Copy every entry exactly as given, minus the images.

===== SUPPLIED MATERIAL

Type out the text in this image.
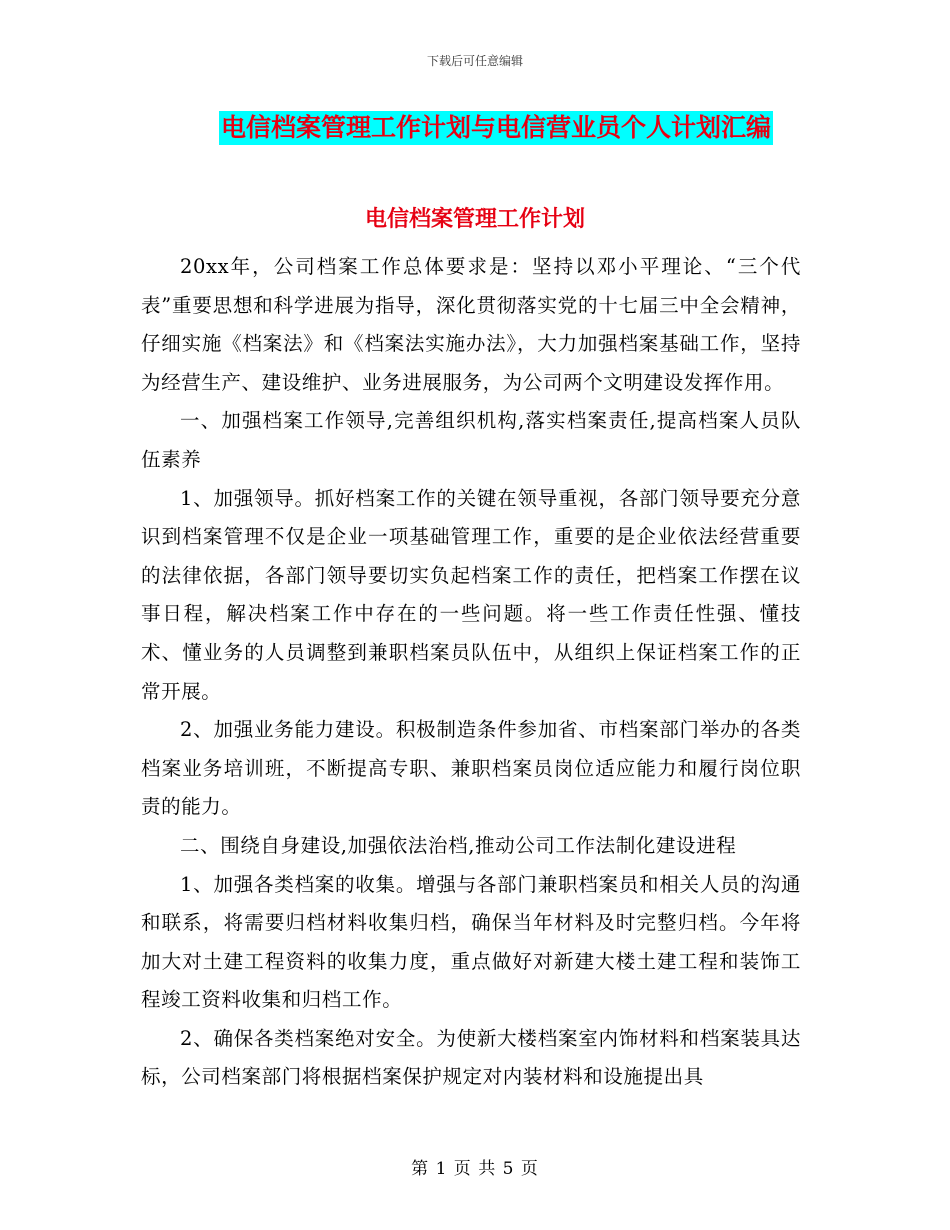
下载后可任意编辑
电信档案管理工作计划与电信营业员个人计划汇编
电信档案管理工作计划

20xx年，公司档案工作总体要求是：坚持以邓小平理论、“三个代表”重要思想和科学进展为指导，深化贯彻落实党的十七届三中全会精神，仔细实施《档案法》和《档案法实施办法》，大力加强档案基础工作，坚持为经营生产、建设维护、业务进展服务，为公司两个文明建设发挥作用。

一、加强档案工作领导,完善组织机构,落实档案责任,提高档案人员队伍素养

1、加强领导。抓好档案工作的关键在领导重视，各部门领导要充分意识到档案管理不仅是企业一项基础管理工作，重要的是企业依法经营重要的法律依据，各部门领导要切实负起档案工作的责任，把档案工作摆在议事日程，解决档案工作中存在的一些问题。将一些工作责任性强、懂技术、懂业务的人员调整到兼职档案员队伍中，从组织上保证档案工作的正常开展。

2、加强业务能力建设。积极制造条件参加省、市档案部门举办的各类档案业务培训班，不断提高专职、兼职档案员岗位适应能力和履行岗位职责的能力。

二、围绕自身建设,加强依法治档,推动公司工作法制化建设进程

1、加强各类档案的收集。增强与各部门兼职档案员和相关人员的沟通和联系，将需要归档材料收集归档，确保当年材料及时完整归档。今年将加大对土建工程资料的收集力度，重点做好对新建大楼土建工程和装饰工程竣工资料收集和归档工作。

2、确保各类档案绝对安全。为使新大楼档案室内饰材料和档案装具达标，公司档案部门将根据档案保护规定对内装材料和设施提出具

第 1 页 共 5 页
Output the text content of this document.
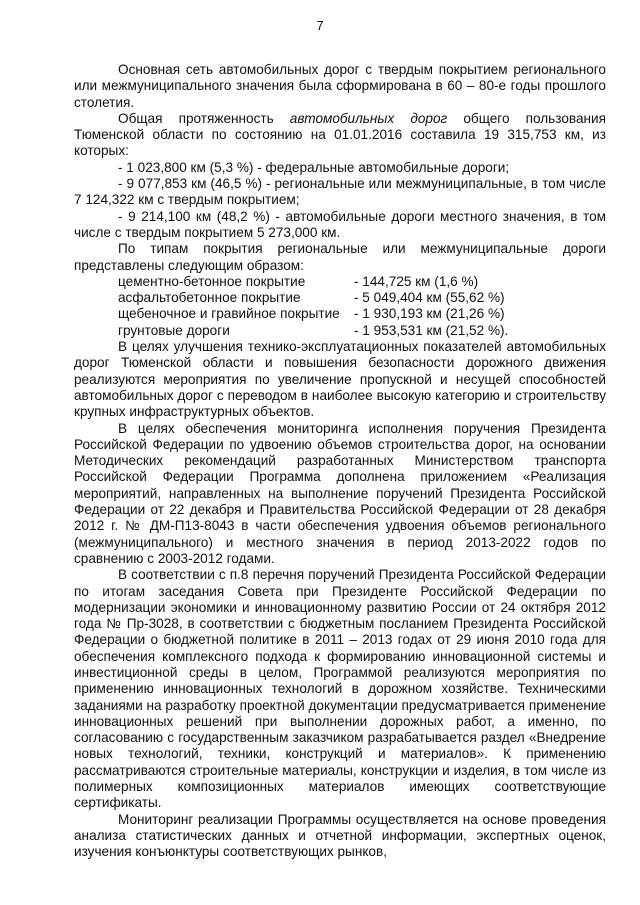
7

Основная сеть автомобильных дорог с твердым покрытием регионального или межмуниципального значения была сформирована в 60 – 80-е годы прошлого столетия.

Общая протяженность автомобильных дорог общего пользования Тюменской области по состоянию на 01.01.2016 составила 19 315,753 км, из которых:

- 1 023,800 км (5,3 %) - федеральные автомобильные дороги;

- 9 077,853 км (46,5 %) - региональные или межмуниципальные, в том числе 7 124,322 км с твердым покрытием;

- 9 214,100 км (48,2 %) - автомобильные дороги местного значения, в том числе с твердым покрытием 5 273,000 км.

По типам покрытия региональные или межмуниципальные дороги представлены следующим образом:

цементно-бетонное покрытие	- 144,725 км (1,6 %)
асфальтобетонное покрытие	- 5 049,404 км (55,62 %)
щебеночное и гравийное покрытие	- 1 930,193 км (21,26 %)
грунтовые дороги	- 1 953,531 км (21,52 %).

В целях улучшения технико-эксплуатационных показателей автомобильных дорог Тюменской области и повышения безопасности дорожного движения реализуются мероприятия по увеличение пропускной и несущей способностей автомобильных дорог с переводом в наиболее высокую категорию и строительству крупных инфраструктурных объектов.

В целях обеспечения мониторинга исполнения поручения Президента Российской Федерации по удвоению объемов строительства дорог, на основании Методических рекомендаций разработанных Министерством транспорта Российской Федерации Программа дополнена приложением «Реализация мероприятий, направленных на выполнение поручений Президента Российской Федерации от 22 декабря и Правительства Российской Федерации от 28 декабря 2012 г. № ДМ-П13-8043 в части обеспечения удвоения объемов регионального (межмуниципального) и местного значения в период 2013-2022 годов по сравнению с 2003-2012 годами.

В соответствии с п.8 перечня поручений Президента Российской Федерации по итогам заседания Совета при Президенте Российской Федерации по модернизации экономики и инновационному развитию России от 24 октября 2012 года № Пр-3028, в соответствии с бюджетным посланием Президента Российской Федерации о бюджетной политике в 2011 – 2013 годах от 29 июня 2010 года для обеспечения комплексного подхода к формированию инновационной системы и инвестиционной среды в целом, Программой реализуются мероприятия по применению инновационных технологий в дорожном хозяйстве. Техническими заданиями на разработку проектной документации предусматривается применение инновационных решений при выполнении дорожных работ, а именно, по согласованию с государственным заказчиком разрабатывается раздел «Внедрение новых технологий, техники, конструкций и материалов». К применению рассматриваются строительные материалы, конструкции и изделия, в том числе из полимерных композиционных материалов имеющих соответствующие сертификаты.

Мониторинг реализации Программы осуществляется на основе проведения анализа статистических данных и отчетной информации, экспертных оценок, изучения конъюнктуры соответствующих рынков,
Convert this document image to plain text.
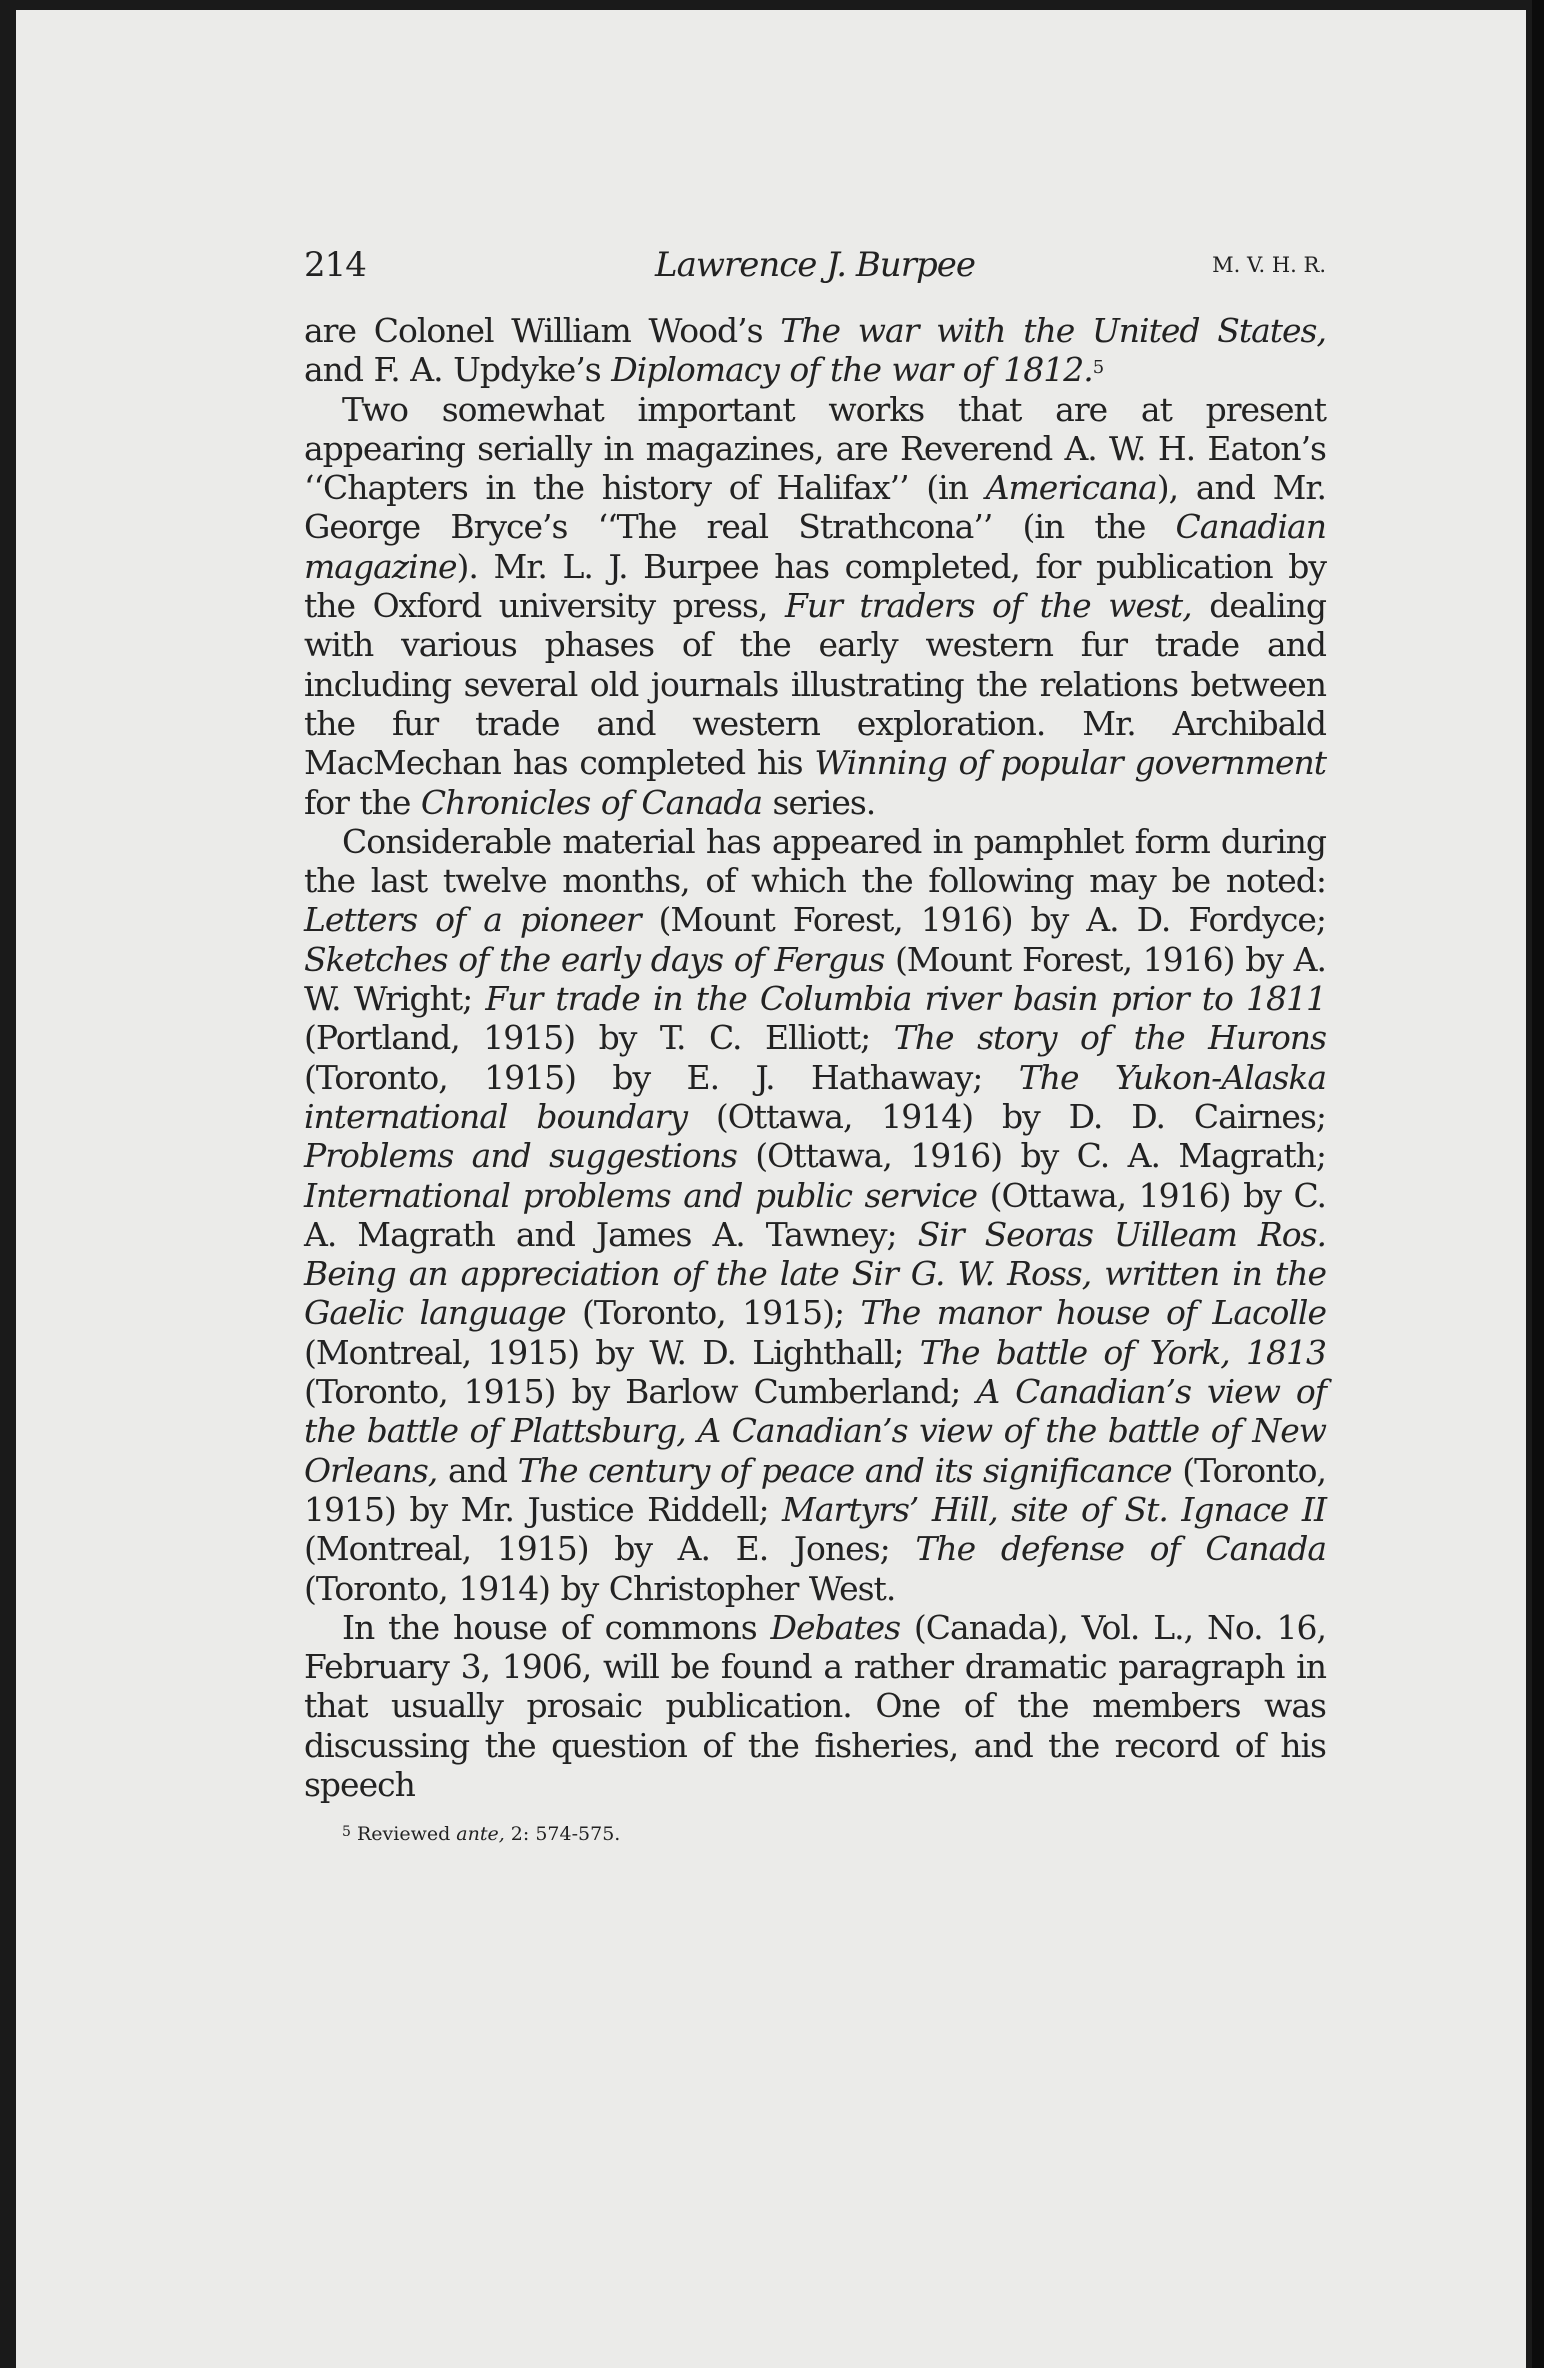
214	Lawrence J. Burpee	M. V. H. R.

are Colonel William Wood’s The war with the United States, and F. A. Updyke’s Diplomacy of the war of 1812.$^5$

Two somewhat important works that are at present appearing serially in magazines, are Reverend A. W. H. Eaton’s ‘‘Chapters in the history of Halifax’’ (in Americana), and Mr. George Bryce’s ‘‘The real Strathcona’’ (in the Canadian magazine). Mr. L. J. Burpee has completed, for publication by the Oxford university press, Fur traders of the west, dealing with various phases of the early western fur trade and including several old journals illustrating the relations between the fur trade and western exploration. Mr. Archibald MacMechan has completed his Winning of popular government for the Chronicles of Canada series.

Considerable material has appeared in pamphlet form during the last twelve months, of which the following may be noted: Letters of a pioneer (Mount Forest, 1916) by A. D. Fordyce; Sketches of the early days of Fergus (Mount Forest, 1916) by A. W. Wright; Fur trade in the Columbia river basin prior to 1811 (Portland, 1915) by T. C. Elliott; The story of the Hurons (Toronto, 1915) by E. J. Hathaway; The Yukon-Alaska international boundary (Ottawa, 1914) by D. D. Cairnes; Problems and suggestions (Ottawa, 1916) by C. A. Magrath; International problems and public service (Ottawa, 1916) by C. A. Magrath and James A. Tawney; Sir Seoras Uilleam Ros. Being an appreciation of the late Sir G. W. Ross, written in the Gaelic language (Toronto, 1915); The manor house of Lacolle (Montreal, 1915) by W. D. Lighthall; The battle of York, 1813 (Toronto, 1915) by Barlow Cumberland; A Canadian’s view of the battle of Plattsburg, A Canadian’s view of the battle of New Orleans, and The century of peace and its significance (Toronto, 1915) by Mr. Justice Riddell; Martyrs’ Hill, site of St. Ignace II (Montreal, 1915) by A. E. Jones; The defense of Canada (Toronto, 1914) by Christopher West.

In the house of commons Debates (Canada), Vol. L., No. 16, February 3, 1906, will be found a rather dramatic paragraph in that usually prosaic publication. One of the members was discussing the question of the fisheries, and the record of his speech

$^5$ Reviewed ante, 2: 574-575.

==========

### [TASK RESULT]
Type out the text in this image.
下载后可任意编辑
电信档案管理工作计划与电信营业员个人计划汇编
电信档案管理工作计划

20xx年，公司档案工作总体要求是：坚持以邓小平理论、“三个代表”重要思想和科学进展为指导，深化贯彻落实党的十七届三中全会精神，仔细实施《档案法》和《档案法实施办法》，大力加强档案基础工作，坚持为经营生产、建设维护、业务进展服务，为公司两个文明建设发挥作用。

一、加强档案工作领导,完善组织机构,落实档案责任,提高档案人员队伍素养

1、加强领导。抓好档案工作的关键在领导重视，各部门领导要充分意识到档案管理不仅是企业一项基础管理工作，重要的是企业依法经营重要的法律依据，各部门领导要切实负起档案工作的责任，把档案工作摆在议事日程，解决档案工作中存在的一些问题。将一些工作责任性强、懂技术、懂业务的人员调整到兼职档案员队伍中，从组织上保证档案工作的正常开展。

2、加强业务能力建设。积极制造条件参加省、市档案部门举办的各类档案业务培训班，不断提高专职、兼职档案员岗位适应能力和履行岗位职责的能力。

二、围绕自身建设,加强依法治档,推动公司工作法制化建设进程

1、加强各类档案的收集。增强与各部门兼职档案员和相关人员的沟通和联系，将需要归档材料收集归档，确保当年材料及时完整归档。今年将加大对土建工程资料的收集力度，重点做好对新建大楼土建工程和装饰工程竣工资料收集和归档工作。

2、确保各类档案绝对安全。为使新大楼档案室内饰材料和档案装具达标，公司档案部门将根据档案保护规定对内装材料和设施提出具

第 1 页 共 5 页
Output the text content of this document.
7

Основная сеть автомобильных дорог с твердым покрытием регионального или межмуниципального значения была сформирована в 60 – 80-е годы прошлого столетия.

Общая протяженность автомобильных дорог общего пользования Тюменской области по состоянию на 01.01.2016 составила 19 315,753 км, из которых:

- 1 023,800 км (5,3 %) - федеральные автомобильные дороги;

- 9 077,853 км (46,5 %) - региональные или межмуниципальные, в том числе 7 124,322 км с твердым покрытием;

- 9 214,100 км (48,2 %) - автомобильные дороги местного значения, в том числе с твердым покрытием 5 273,000 км.

По типам покрытия региональные или межмуниципальные дороги представлены следующим образом:

цементно-бетонное покрытие	- 144,725 км (1,6 %)
асфальтобетонное покрытие	- 5 049,404 км (55,62 %)
щебеночное и гравийное покрытие	- 1 930,193 км (21,26 %)
грунтовые дороги	- 1 953,531 км (21,52 %).

В целях улучшения технико-эксплуатационных показателей автомобильных дорог Тюменской области и повышения безопасности дорожного движения реализуются мероприятия по увеличение пропускной и несущей способностей автомобильных дорог с переводом в наиболее высокую категорию и строительству крупных инфраструктурных объектов.

В целях обеспечения мониторинга исполнения поручения Президента Российской Федерации по удвоению объемов строительства дорог, на основании Методических рекомендаций разработанных Министерством транспорта Российской Федерации Программа дополнена приложением «Реализация мероприятий, направленных на выполнение поручений Президента Российской Федерации от 22 декабря и Правительства Российской Федерации от 28 декабря 2012 г. № ДМ-П13-8043 в части обеспечения удвоения объемов регионального (межмуниципального) и местного значения в период 2013-2022 годов по сравнению с 2003-2012 годами.

В соответствии с п.8 перечня поручений Президента Российской Федерации по итогам заседания Совета при Президенте Российской Федерации по модернизации экономики и инновационному развитию России от 24 октября 2012 года № Пр-3028, в соответствии с бюджетным посланием Президента Российской Федерации о бюджетной политике в 2011 – 2013 годах от 29 июня 2010 года для обеспечения комплексного подхода к формированию инновационной системы и инвестиционной среды в целом, Программой реализуются мероприятия по применению инновационных технологий в дорожном хозяйстве. Техническими заданиями на разработку проектной документации предусматривается применение инновационных решений при выполнении дорожных работ, а именно, по согласованию с государственным заказчиком разрабатывается раздел «Внедрение новых технологий, техники, конструкций и материалов». К применению рассматриваются строительные материалы, конструкции и изделия, в том числе из полимерных композиционных материалов имеющих соответствующие сертификаты.

Мониторинг реализации Программы осуществляется на основе проведения анализа статистических данных и отчетной информации, экспертных оценок, изучения конъюнктуры соответствующих рынков,
Convert this document image to plain text.
214	Lawrence J. Burpee	M. V. H. R.

are Colonel William Wood’s The war with the United States, and F. A. Updyke’s Diplomacy of the war of 1812.$^5$

Two somewhat important works that are at present appearing serially in magazines, are Reverend A. W. H. Eaton’s ‘‘Chapters in the history of Halifax’’ (in Americana), and Mr. George Bryce’s ‘‘The real Strathcona’’ (in the Canadian magazine). Mr. L. J. Burpee has completed, for publication by the Oxford university press, Fur traders of the west, dealing with various phases of the early western fur trade and including several old journals illustrating the relations between the fur trade and western exploration. Mr. Archibald MacMechan has completed his Winning of popular government for the Chronicles of Canada series.

Considerable material has appeared in pamphlet form during the last twelve months, of which the following may be noted: Letters of a pioneer (Mount Forest, 1916) by A. D. Fordyce; Sketches of the early days of Fergus (Mount Forest, 1916) by A. W. Wright; Fur trade in the Columbia river basin prior to 1811 (Portland, 1915) by T. C. Elliott; The story of the Hurons (Toronto, 1915) by E. J. Hathaway; The Yukon-Alaska international boundary (Ottawa, 1914) by D. D. Cairnes; Problems and suggestions (Ottawa, 1916) by C. A. Magrath; International problems and public service (Ottawa, 1916) by C. A. Magrath and James A. Tawney; Sir Seoras Uilleam Ros. Being an appreciation of the late Sir G. W. Ross, written in the Gaelic language (Toronto, 1915); The manor house of Lacolle (Montreal, 1915) by W. D. Lighthall; The battle of York, 1813 (Toronto, 1915) by Barlow Cumberland; A Canadian’s view of the battle of Plattsburg, A Canadian’s view of the battle of New Orleans, and The century of peace and its significance (Toronto, 1915) by Mr. Justice Riddell; Martyrs’ Hill, site of St. Ignace II (Montreal, 1915) by A. E. Jones; The defense of Canada (Toronto, 1914) by Christopher West.

In the house of commons Debates (Canada), Vol. L., No. 16, February 3, 1906, will be found a rather dramatic paragraph in that usually prosaic publication. One of the members was discussing the question of the fisheries, and the record of his speech

$^5$ Reviewed ante, 2: 574-575.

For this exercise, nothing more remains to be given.